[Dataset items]
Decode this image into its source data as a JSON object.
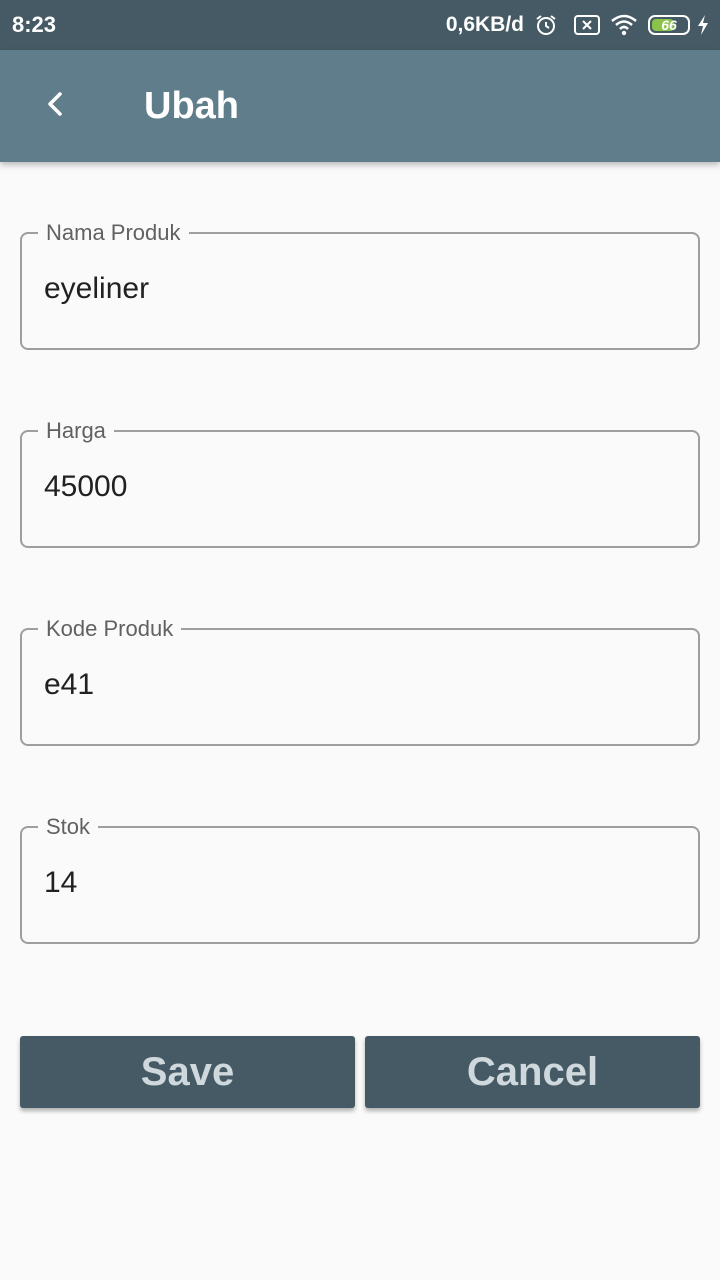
{
  "status_bar": {
    "time": "8:23",
    "network_speed": "0,6KB/d",
    "battery_level": "66",
    "battery_fraction": 0.66,
    "battery_color": "#8bc34a",
    "icons": [
      "alarm-icon",
      "sim-x-icon",
      "wifi-icon",
      "battery-icon",
      "charging-icon"
    ]
  },
  "app_bar": {
    "title": "Ubah",
    "back_icon": "chevron-left-icon",
    "color": "#607d8b"
  },
  "form": {
    "fields": [
      {
        "label": "Nama Produk",
        "value": "eyeliner"
      },
      {
        "label": "Harga",
        "value": "45000"
      },
      {
        "label": "Kode Produk",
        "value": "e41"
      },
      {
        "label": "Stok",
        "value": "14"
      }
    ]
  },
  "actions": {
    "save_label": "Save",
    "cancel_label": "Cancel",
    "button_color": "#455a64"
  }
}
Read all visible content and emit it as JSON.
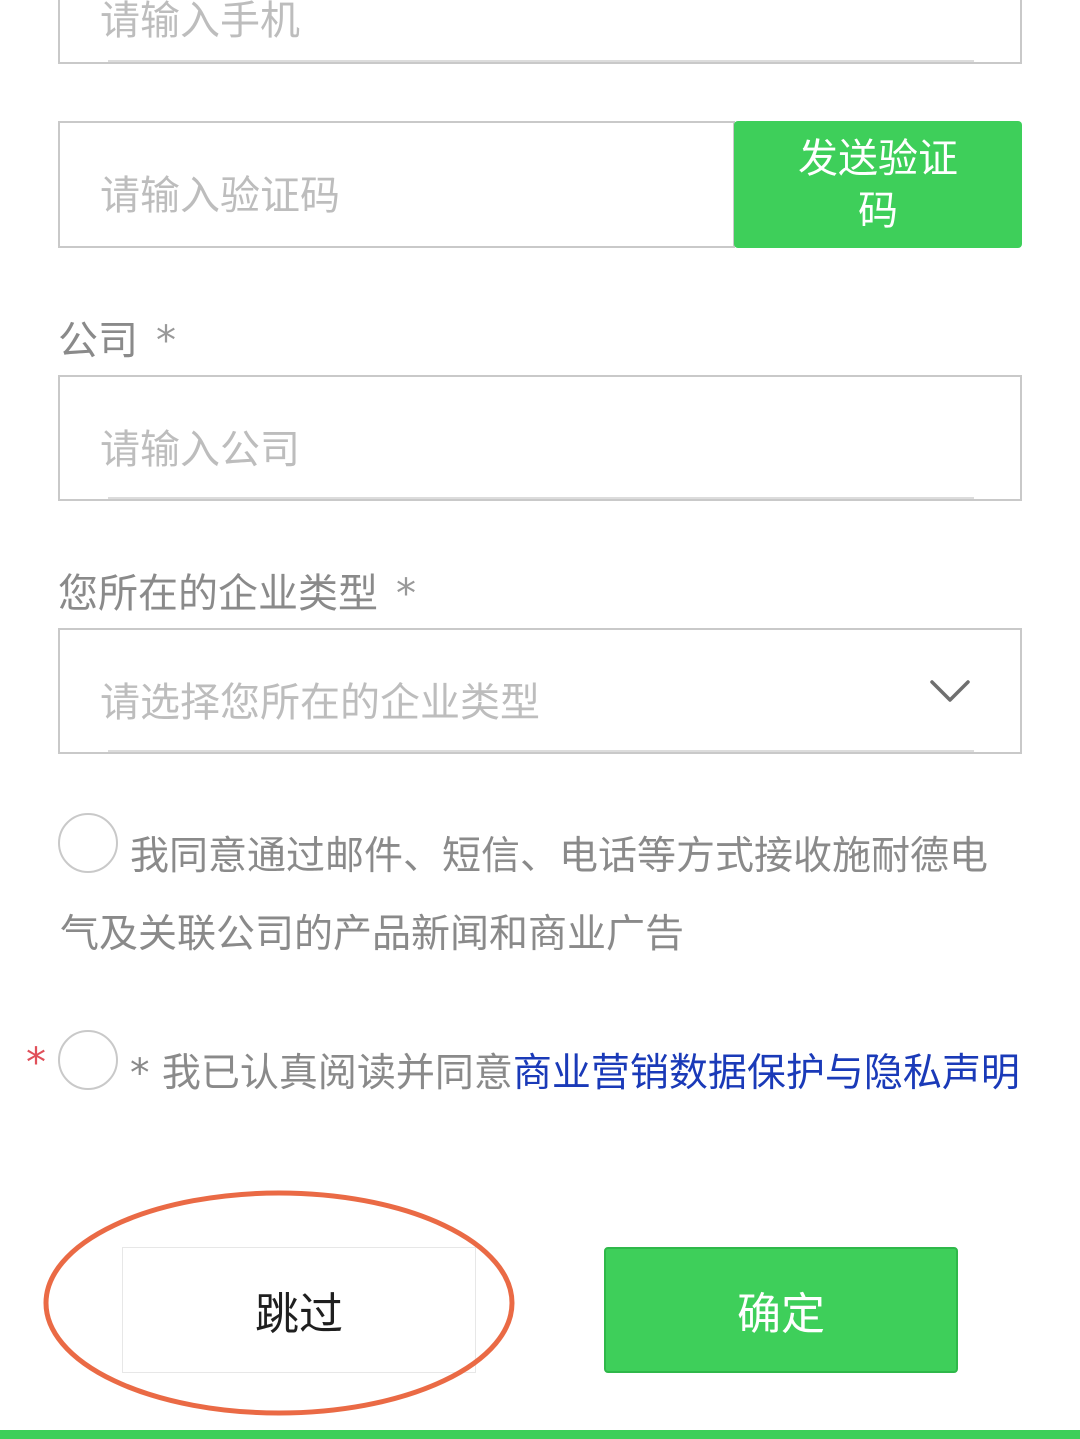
{
  "form": {
    "phone": {
      "placeholder": "请输入手机"
    },
    "verification": {
      "placeholder": "请输入验证码",
      "send_button_label": "发送验证码"
    },
    "company": {
      "label": "公司",
      "required_mark": "*",
      "placeholder": "请输入公司"
    },
    "enterprise_type": {
      "label": "您所在的企业类型",
      "required_mark": "*",
      "placeholder": "请选择您所在的企业类型",
      "dropdown_icon": "chevron-down-icon"
    },
    "marketing_consent": {
      "text": "我同意通过邮件、短信、电话等方式接收施耐德电气及关联公司的产品新闻和商业广告"
    },
    "privacy_consent": {
      "required_mark": "*",
      "prefix": "* 我已认真阅读并同意",
      "link_text": "商业营销数据保护与隐私声明"
    }
  },
  "actions": {
    "skip_label": "跳过",
    "confirm_label": "确定"
  },
  "colors": {
    "accent_green": "#3ecf5a",
    "link_blue": "#1a3ab8",
    "required_red": "#e0505a",
    "annotation_circle": "#ea6a45"
  }
}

THE EXERCISE> Lines that hold the word "placeholder" are the ones to return, every one of them.

ANSWER TO THE EXERCISE>
      "placeholder": "请输入手机"
      "placeholder": "请输入验证码",
      "placeholder": "请输入公司"
      "placeholder": "请选择您所在的企业类型",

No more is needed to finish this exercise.